DOCUMENT SEGMENT:

Small dick, on the shorter side and not muscular, how can I be more confident?

I ork out four days a week and try to stay consistent. I have some muscle here and there, but I still look very slim in clothes. On top of that, I’m on the shorter side and I have a small dick.
I’m in a long-distance relationship with a girl I met online, she loves me a lot and finds me cute, but she hasn’t seen me in person yet. I don’t know if she’s expecting someone taller or more built, and obviously penis size worries me too.

I’m a bit anxious about it, so should I tell her? The only thing I’m confident about is my face, and she tells me she really likes that.

14 thoughts on “Small dick, on the shorter side and not muscular, how can I be more confident?”
  1. Remember, no girl knows how big your dick is until she has already decided that she’s attracted to you enough to have sex with you. And then if you can give her a good experience regardless, that’s what she’ll leave the encounter remembering

    1. There’s an old line from a movie or something that says each zero in your bank balance adds a certain amount of inches to your dick. Heard it said a few different ways over the years.

WORK INSTRUCTIONS: In the forum post, what is the only thing the writer says they feel confident about? Answer from the forum post alone, not from the listing.

GIVEN RECORDS:
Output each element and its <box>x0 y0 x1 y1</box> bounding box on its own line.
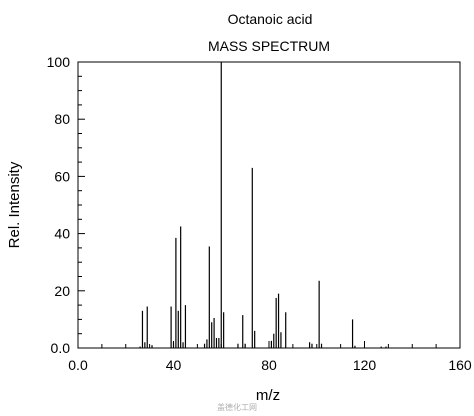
x-tick-label: 40 <box>166 357 182 373</box>
y-tick-label: 40 <box>54 226 70 242</box>
x-tick-label: 120 <box>353 357 377 373</box>
y-axis: 0.0 20 40 60 80 100 <box>47 54 85 356</box>
y-axis-label: Rel. Intensity <box>6 161 23 248</box>
x-axis: 0.0 40 80 120 160 <box>68 341 472 373</box>
chart-subtitle: MASS SPECTRUM <box>208 38 330 54</box>
x-tick-label: 160 <box>448 357 472 373</box>
chart-title: Octanoic acid <box>228 11 313 27</box>
y-tick-label: 100 <box>47 54 71 70</box>
y-tick-label: 20 <box>54 283 70 299</box>
x-tick-label: 0.0 <box>68 357 88 373</box>
x-tick-label: 80 <box>261 357 277 373</box>
y-tick-label: 0.0 <box>51 340 71 356</box>
y-tick-label: 60 <box>54 168 70 184</box>
plot-frame <box>77 61 461 349</box>
x-axis-label: m/z <box>256 387 280 404</box>
watermark-text: 盖德化工网 <box>217 402 257 412</box>
y-tick-label: 80 <box>54 111 70 127</box>
spectrum-peaks <box>139 62 387 348</box>
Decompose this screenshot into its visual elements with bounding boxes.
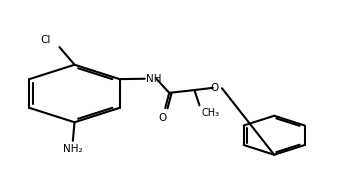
Text: O: O (210, 83, 219, 93)
Text: CH₃: CH₃ (201, 108, 219, 117)
Text: NH: NH (147, 74, 162, 84)
Text: O: O (158, 113, 167, 123)
Text: NH₂: NH₂ (63, 144, 83, 154)
Text: Cl: Cl (40, 35, 51, 45)
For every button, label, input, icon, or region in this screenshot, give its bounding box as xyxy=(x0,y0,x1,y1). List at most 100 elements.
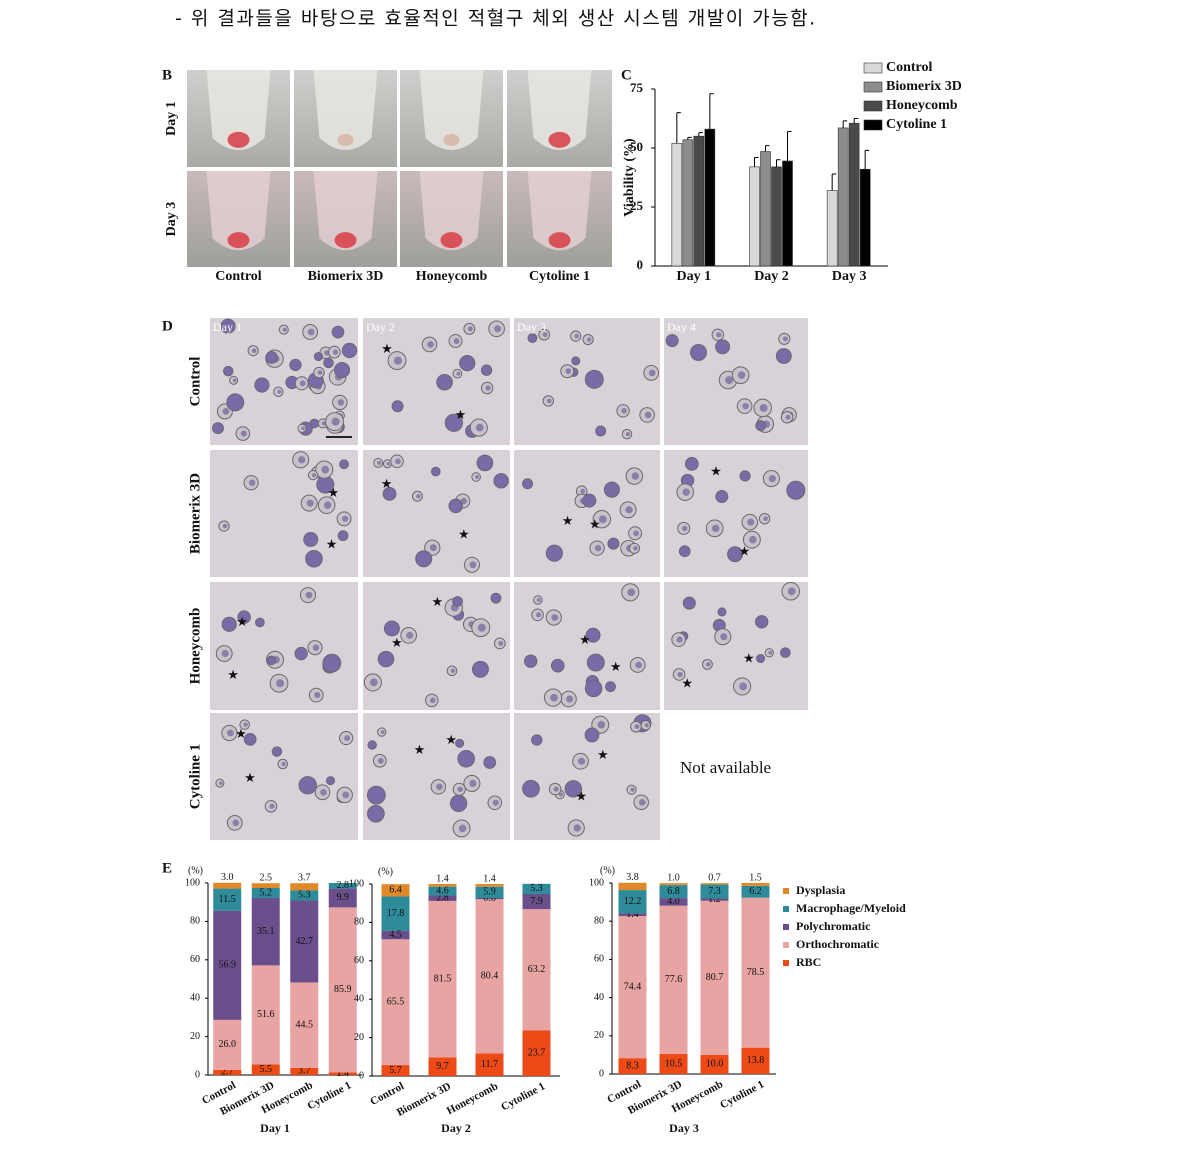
nucleus xyxy=(477,623,486,632)
bar xyxy=(848,122,860,267)
cell xyxy=(524,654,538,668)
tube-photo xyxy=(507,171,612,267)
nucleus xyxy=(406,631,414,639)
cell xyxy=(436,373,453,391)
nucleus xyxy=(785,414,791,420)
y-tick-label: 60 xyxy=(594,954,604,965)
data-label: 78.5 xyxy=(747,967,765,978)
bar-segment xyxy=(251,883,280,888)
data-label: 74.4 xyxy=(624,981,642,992)
star-marker: ★ xyxy=(235,726,247,741)
bar-segment xyxy=(428,1057,457,1076)
data-label: 1.4 xyxy=(626,909,639,920)
cell xyxy=(582,493,597,508)
star-marker: ★ xyxy=(391,635,403,650)
nucleus xyxy=(456,371,461,376)
data-label: 8.3 xyxy=(626,1060,639,1071)
star-marker: ★ xyxy=(562,513,574,528)
nucleus xyxy=(312,644,320,651)
data-label: 80.4 xyxy=(481,971,499,982)
bar-segment xyxy=(475,898,504,900)
micrograph: ★★ xyxy=(514,713,660,840)
data-label: 1.4 xyxy=(436,873,449,884)
cell xyxy=(341,342,358,359)
column-label: Honeycomb xyxy=(416,269,488,284)
cell xyxy=(584,727,600,743)
star-marker: ★ xyxy=(710,463,722,478)
data-label: 23.7 xyxy=(528,1048,546,1059)
panel-letter: D xyxy=(162,318,173,334)
cell xyxy=(586,653,605,672)
bar-segment xyxy=(328,883,357,889)
cell xyxy=(391,400,404,413)
nucleus xyxy=(394,356,403,365)
cell xyxy=(483,756,497,769)
nucleus xyxy=(782,336,788,342)
x-tick-label: Day 2 xyxy=(754,269,789,284)
micrograph: ★★ xyxy=(664,450,808,577)
cell xyxy=(383,620,400,637)
nucleus xyxy=(536,598,541,602)
error-bar xyxy=(842,120,848,128)
bar-segment xyxy=(618,913,647,917)
nucleus xyxy=(763,516,768,522)
bar-segment xyxy=(213,910,242,1020)
cell xyxy=(476,454,494,472)
nucleus xyxy=(682,488,690,496)
cell xyxy=(690,343,707,361)
data-label: 1.2 xyxy=(708,894,721,905)
cell-pellet xyxy=(440,232,463,249)
nucleus xyxy=(759,403,768,412)
bar-segment xyxy=(475,899,504,1054)
nucleus xyxy=(747,518,755,526)
y-tick-label: 20 xyxy=(190,1031,200,1042)
panel-letter: C xyxy=(621,67,632,83)
nucleus xyxy=(737,371,746,379)
error-bar xyxy=(853,118,859,124)
tube xyxy=(206,171,271,251)
cell xyxy=(243,733,257,746)
tube-photo xyxy=(294,171,397,267)
day-label: Day 3 xyxy=(517,320,546,334)
cell xyxy=(255,617,265,628)
tube xyxy=(527,171,592,251)
y-tick-label: 100 xyxy=(185,877,200,888)
bar-segment xyxy=(290,1067,319,1075)
bar-segment xyxy=(618,916,647,1059)
nucleus xyxy=(306,499,314,507)
y-tick-label: 0 xyxy=(637,257,644,272)
bar xyxy=(771,166,782,267)
cell xyxy=(522,478,534,490)
nucleus xyxy=(380,730,385,734)
cell xyxy=(313,352,324,362)
star-marker: ★ xyxy=(244,770,256,785)
nucleus xyxy=(676,636,683,643)
y-axis-label: (%) xyxy=(378,866,393,877)
data-label: 85.9 xyxy=(334,984,352,995)
star-marker: ★ xyxy=(432,594,444,609)
data-label: 26.0 xyxy=(219,1039,237,1050)
y-tick-label: 40 xyxy=(190,992,200,1003)
cell xyxy=(715,339,731,355)
nucleus xyxy=(553,786,559,792)
bar-segment xyxy=(213,1069,242,1075)
cell xyxy=(756,654,766,664)
nucleus xyxy=(321,465,330,474)
legend-swatch xyxy=(783,960,789,966)
y-tick-label: 80 xyxy=(190,916,200,927)
cell xyxy=(480,364,493,376)
legend-swatch xyxy=(783,942,789,948)
cell xyxy=(226,393,245,412)
cell xyxy=(684,457,699,471)
bar-segment xyxy=(381,884,410,897)
legend-label: Control xyxy=(886,60,933,75)
bar-segment xyxy=(741,897,770,1048)
cell xyxy=(325,776,336,786)
nucleus xyxy=(638,798,646,806)
nucleus xyxy=(551,614,559,621)
nucleus xyxy=(625,506,633,514)
cell xyxy=(455,738,465,748)
day-label: Day 2 xyxy=(366,320,395,334)
data-label: 56.9 xyxy=(219,960,237,971)
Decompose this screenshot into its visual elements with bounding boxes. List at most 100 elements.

WRITTEN SOLUTION: Their face.